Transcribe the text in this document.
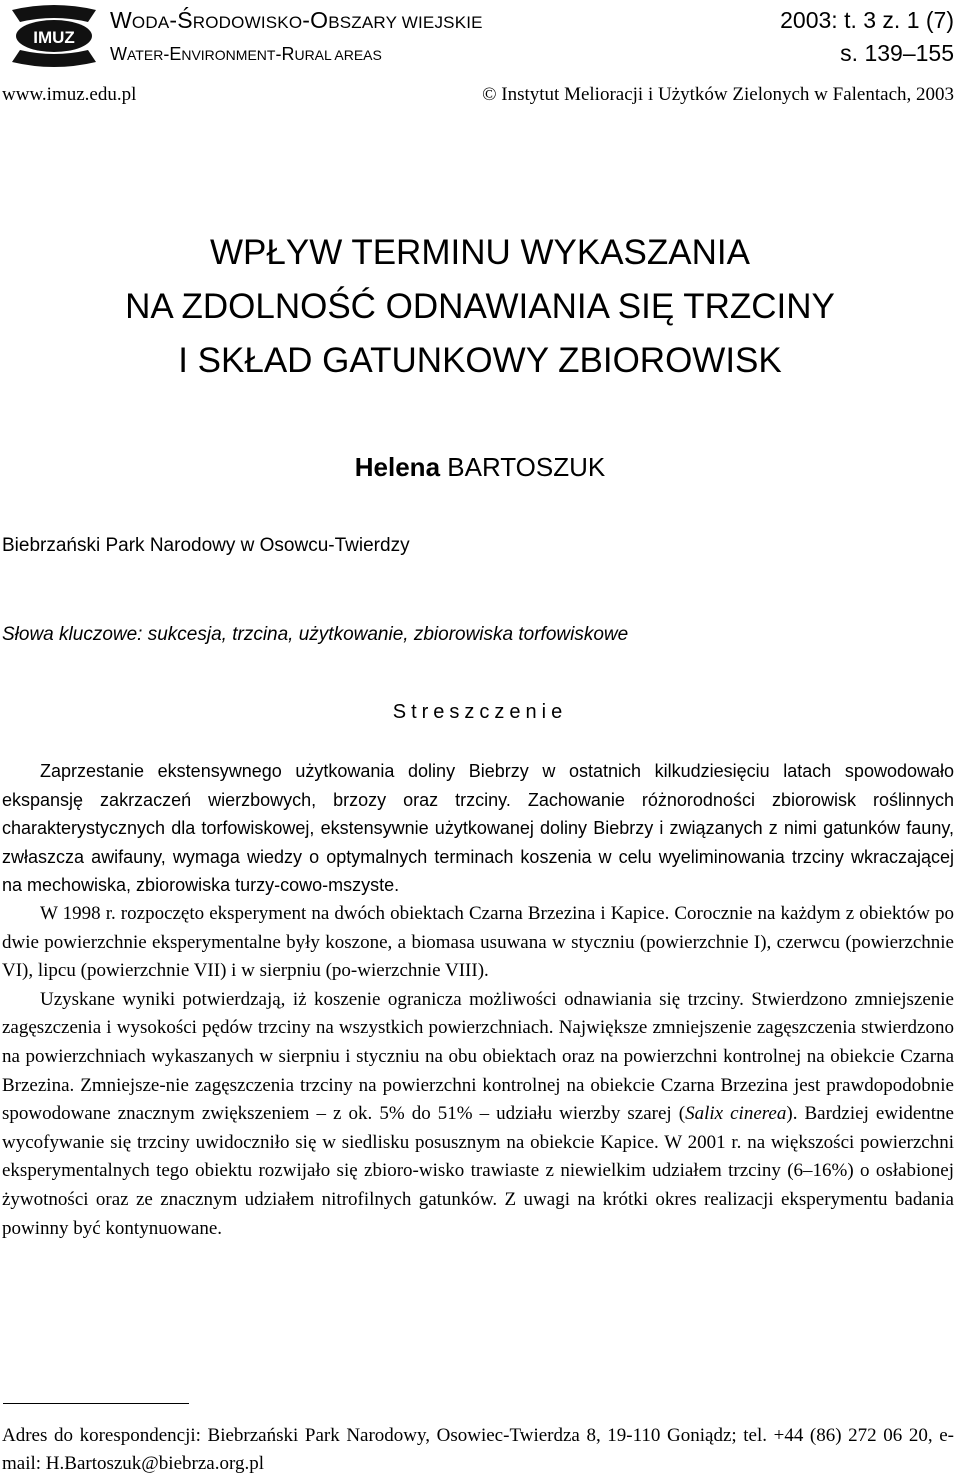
IMUZ
WODA-ŚRODOWISKO-OBSZARY WIEJSKIE
WATER-ENVIRONMENT-RURAL AREAS
2003: t. 3 z. 1 (7)
s. 139–155
www.imuz.edu.pl	© Instytut Melioracji i Użytków Zielonych w Falentach, 2003
WPŁYW TERMINU WYKASZANIA
NA ZDOLNOŚĆ ODNAWIANIA SIĘ TRZCINY
I SKŁAD GATUNKOWY ZBIOROWISK
Helena BARTOSZUK
Biebrzański Park Narodowy w Osowcu-Twierdzy
Słowa kluczowe: sukcesja, trzcina, użytkowanie, zbiorowiska torfowiskowe
Streszczenie

Zaprzestanie ekstensywnego użytkowania doliny Biebrzy w ostatnich kilkudziesięciu latach spowodowało ekspansję zakrzaczeń wierzbowych, brzozy oraz trzciny. Zachowanie różnorodności zbiorowisk roślinnych charakterystycznych dla torfowiskowej, ekstensywnie użytkowanej doliny Biebrzy i związanych z nimi gatunków fauny, zwłaszcza awifauny, wymaga wiedzy o optymalnych terminach koszenia w celu wyeliminowania trzciny wkraczającej na mechowiska, zbiorowiska turzy-cowo-mszyste.

W 1998 r. rozpoczęto eksperyment na dwóch obiektach Czarna Brzezina i Kapice. Corocznie na każdym z obiektów po dwie powierzchnie eksperymentalne były koszone, a biomasa usuwana w styczniu (powierzchnie I), czerwcu (powierzchnie VI), lipcu (powierzchnie VII) i w sierpniu (po-wierzchnie VIII).

Uzyskane wyniki potwierdzają, iż koszenie ogranicza możliwości odnawiania się trzciny. Stwierdzono zmniejszenie zagęszczenia i wysokości pędów trzciny na wszystkich powierzchniach. Największe zmniejszenie zagęszczenia stwierdzono na powierzchniach wykaszanych w sierpniu i styczniu na obu obiektach oraz na powierzchni kontrolnej na obiekcie Czarna Brzezina. Zmniejsze-nie zagęszczenia trzciny na powierzchni kontrolnej na obiekcie Czarna Brzezina jest prawdopodobnie spowodowane znacznym zwiększeniem – z ok. 5% do 51% – udziału wierzby szarej (Salix cinerea). Bardziej ewidentne wycofywanie się trzciny uwidoczniło się w siedlisku posusznym na obiekcie Kapice. W 2001 r. na większości powierzchni eksperymentalnych tego obiektu rozwijało się zbioro-wisko trawiaste z niewielkim udziałem trzciny (6–16%) o osłabionej żywotności oraz ze znacznym udziałem nitrofilnych gatunków. Z uwagi na krótki okres realizacji eksperymentu badania powinny być kontynuowane.

Adres do korespondencji: Biebrzański Park Narodowy, Osowiec-Twierdza 8, 19-110 Goniądz; tel. +44 (86) 272 06 20, e-mail: H.Bartoszuk@biebrza.org.pl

- PROMPT
Filter the records above and return every line that holds the word "Park".

- TASK ANSWER
Biebrzański Park Narodowy w Osowcu-Twierdzy
Adres do korespondencji: Biebrzański Park Narodowy, Osowiec-Twierdza 8, 19-110 Goniądz; tel. +44 (86) 272 06 20, e-mail: H.Bartoszuk@biebrza.org.pl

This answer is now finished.